[Aim of the exercise] Among the entries below, find the lines with "Technické" and copy them.
· · · · · · ·
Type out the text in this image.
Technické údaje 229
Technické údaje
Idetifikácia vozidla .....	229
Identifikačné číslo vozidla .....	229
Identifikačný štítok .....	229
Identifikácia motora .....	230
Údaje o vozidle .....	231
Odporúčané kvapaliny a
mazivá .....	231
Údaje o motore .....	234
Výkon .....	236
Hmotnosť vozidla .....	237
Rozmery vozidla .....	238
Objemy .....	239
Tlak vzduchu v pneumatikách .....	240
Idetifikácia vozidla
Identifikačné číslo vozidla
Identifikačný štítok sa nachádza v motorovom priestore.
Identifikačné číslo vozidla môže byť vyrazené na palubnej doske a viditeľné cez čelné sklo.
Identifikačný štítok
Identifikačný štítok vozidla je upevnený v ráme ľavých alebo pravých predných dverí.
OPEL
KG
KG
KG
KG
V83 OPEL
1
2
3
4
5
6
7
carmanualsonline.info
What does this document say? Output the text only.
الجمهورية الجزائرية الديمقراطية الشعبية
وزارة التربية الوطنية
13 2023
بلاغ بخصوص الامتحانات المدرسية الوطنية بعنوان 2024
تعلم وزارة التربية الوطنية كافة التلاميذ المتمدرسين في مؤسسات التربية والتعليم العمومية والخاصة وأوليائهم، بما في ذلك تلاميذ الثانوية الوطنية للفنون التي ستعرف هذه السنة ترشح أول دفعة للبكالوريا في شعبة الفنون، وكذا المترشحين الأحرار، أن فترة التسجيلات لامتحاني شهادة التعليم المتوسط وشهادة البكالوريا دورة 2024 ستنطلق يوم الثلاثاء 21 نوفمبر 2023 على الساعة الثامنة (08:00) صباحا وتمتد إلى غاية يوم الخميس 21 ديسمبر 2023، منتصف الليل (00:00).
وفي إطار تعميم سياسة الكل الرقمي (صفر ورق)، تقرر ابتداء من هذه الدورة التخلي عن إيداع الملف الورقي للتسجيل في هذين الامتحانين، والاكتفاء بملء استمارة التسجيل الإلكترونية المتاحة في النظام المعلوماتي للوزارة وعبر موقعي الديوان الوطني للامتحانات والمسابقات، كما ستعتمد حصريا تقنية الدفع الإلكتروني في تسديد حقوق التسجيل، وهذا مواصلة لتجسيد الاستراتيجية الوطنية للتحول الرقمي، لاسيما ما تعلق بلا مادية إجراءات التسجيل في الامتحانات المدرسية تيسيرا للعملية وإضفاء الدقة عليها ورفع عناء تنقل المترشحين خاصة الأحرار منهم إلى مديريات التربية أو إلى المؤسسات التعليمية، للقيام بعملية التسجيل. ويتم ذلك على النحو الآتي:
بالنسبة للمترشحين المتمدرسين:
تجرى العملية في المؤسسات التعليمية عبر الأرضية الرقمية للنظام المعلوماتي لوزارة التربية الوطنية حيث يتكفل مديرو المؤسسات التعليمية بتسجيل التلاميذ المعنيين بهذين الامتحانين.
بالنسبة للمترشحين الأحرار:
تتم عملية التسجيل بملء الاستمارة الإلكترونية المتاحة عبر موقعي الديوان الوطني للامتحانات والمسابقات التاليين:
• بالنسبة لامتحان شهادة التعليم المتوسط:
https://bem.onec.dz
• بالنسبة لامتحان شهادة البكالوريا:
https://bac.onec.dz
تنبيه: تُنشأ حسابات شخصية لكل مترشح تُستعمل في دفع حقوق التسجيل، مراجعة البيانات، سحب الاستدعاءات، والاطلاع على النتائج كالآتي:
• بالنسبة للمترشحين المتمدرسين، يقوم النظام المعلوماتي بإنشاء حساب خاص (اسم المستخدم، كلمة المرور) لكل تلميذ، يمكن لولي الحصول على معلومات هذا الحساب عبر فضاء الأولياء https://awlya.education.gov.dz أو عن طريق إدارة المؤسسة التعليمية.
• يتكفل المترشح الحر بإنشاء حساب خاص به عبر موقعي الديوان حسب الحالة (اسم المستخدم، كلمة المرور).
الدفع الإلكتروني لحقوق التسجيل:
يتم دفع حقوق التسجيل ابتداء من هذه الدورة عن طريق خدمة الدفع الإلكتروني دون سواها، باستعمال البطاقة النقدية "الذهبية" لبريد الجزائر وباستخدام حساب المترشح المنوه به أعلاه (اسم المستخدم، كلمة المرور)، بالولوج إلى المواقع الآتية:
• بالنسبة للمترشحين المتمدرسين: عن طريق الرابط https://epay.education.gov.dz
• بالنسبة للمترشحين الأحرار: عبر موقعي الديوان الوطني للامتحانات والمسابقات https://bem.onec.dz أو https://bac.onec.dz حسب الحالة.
· · · · · · ·
[Correct answer]
Technické údaje 229
Technické údaje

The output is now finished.